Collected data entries
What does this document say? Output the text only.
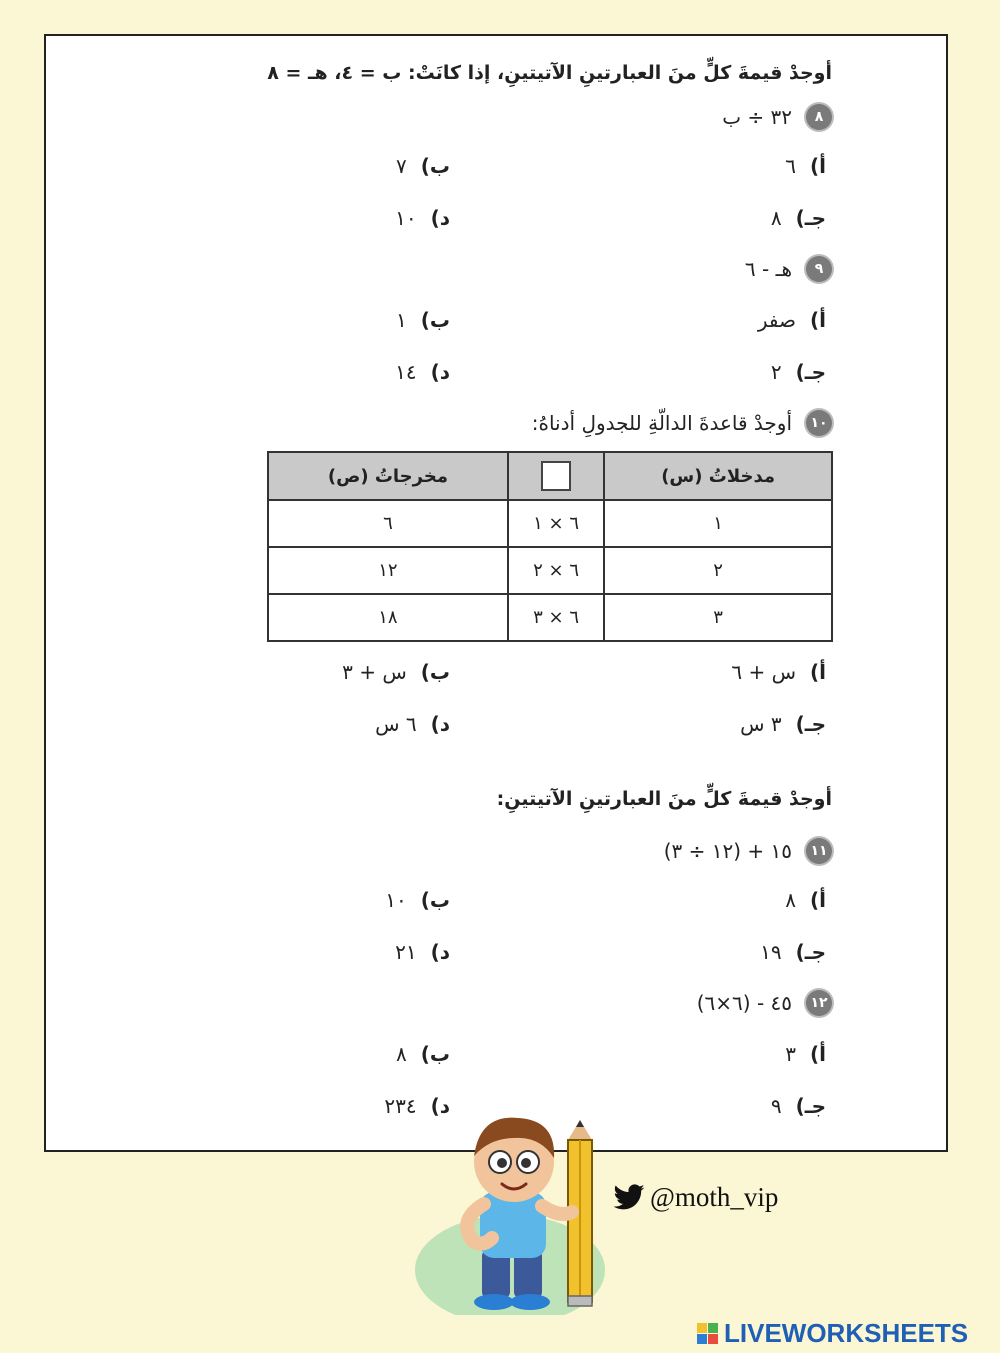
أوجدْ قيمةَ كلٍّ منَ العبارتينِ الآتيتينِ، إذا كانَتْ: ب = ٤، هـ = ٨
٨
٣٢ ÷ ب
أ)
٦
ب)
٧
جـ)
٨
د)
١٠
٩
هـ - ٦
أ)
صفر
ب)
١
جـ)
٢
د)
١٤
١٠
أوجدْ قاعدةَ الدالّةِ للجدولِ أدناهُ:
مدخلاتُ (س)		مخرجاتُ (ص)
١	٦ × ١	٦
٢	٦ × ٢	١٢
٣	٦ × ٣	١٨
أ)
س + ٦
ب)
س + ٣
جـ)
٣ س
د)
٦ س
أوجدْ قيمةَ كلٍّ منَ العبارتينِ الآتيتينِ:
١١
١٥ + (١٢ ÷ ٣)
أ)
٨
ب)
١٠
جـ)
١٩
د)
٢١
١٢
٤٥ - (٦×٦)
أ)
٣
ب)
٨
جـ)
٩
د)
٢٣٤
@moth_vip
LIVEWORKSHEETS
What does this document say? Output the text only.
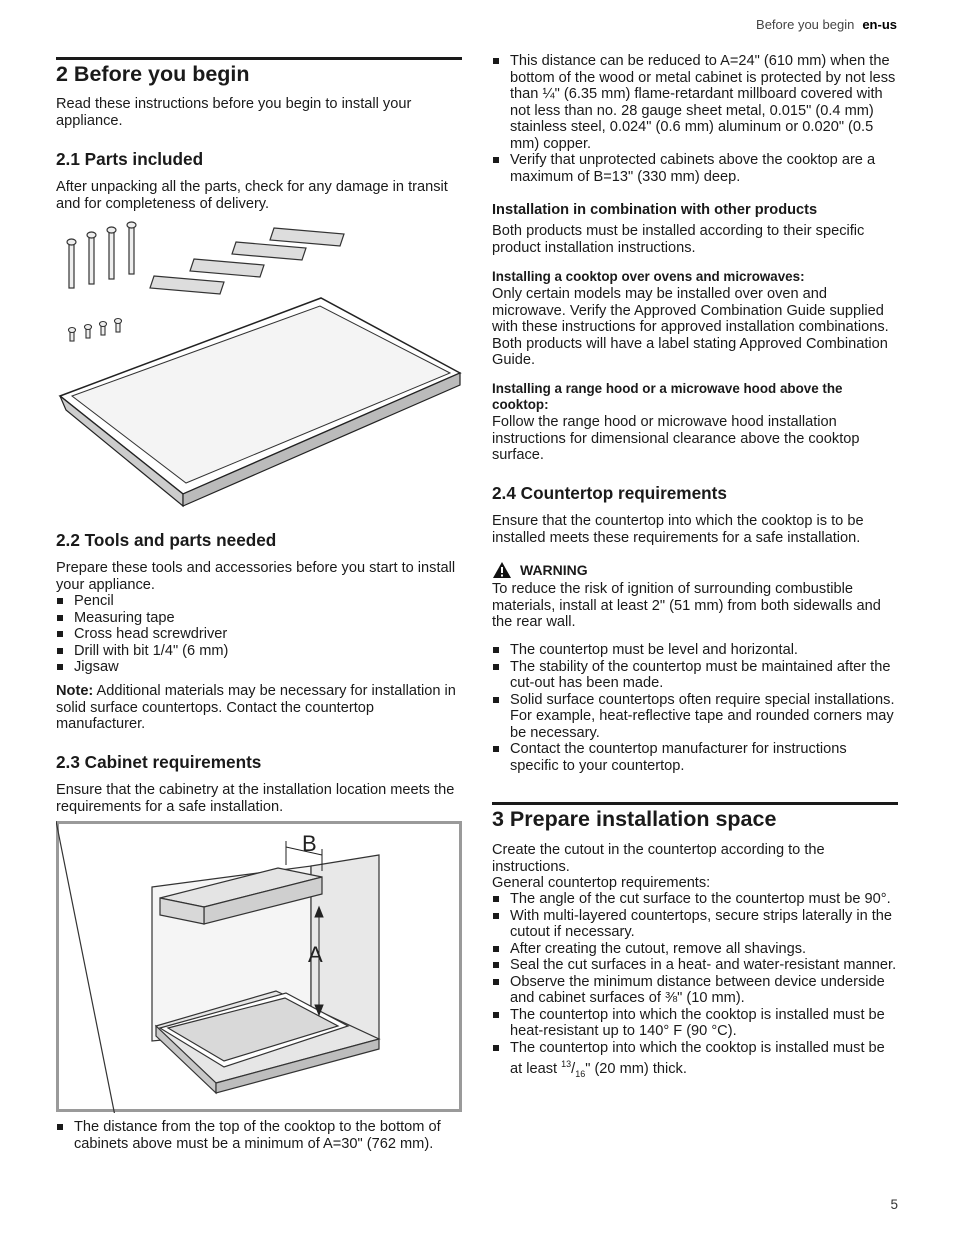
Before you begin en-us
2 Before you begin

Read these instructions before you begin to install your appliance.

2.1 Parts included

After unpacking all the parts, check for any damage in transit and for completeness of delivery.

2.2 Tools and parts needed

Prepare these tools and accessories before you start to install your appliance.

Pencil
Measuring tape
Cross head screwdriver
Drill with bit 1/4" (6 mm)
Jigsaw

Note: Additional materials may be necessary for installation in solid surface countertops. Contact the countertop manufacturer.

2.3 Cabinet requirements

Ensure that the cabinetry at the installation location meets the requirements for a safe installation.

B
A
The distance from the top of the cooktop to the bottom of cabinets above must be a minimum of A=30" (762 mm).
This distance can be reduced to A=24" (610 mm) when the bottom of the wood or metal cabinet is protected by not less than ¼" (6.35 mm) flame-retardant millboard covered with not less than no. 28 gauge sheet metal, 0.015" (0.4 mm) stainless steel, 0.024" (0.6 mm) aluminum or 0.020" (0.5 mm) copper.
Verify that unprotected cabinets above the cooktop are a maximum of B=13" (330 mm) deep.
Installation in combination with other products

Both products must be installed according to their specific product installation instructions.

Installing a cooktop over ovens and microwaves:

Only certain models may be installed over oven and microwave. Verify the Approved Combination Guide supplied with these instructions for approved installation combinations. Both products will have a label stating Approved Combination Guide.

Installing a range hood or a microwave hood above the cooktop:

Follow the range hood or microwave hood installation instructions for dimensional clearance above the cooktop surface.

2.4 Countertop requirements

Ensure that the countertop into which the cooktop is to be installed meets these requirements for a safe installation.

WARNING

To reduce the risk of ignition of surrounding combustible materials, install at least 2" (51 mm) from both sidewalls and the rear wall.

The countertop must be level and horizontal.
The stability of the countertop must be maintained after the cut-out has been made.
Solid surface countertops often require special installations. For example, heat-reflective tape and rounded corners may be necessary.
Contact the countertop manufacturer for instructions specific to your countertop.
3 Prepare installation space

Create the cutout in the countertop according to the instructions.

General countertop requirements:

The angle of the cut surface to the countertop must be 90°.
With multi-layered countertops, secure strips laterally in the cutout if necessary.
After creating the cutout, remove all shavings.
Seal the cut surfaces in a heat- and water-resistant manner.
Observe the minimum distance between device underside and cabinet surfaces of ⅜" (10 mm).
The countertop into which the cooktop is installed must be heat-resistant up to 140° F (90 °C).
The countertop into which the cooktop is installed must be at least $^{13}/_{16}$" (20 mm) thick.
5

* * *

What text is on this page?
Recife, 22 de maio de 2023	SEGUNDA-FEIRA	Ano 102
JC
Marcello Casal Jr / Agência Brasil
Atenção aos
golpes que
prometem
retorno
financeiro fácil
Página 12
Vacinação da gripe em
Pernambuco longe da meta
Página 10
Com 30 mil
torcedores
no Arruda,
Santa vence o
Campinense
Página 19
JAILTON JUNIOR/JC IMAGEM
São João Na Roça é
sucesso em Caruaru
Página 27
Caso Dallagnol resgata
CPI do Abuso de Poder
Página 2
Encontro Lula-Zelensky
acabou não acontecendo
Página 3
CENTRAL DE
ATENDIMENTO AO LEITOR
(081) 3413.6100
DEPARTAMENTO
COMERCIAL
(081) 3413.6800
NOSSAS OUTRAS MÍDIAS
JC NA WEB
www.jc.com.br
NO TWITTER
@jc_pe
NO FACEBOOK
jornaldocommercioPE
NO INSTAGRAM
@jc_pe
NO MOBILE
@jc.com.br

▶ **Task**:
Go through the lines above. Select every one that has the string "heat".

▶ **Output of the exercise**:
Solid surface countertops often require special installations. For example, heat-reflective tape and rounded corners may be necessary.
Seal the cut surfaces in a heat- and water-resistant manner.
The countertop into which the cooktop is installed must be heat-resistant up to 140° F (90 °C).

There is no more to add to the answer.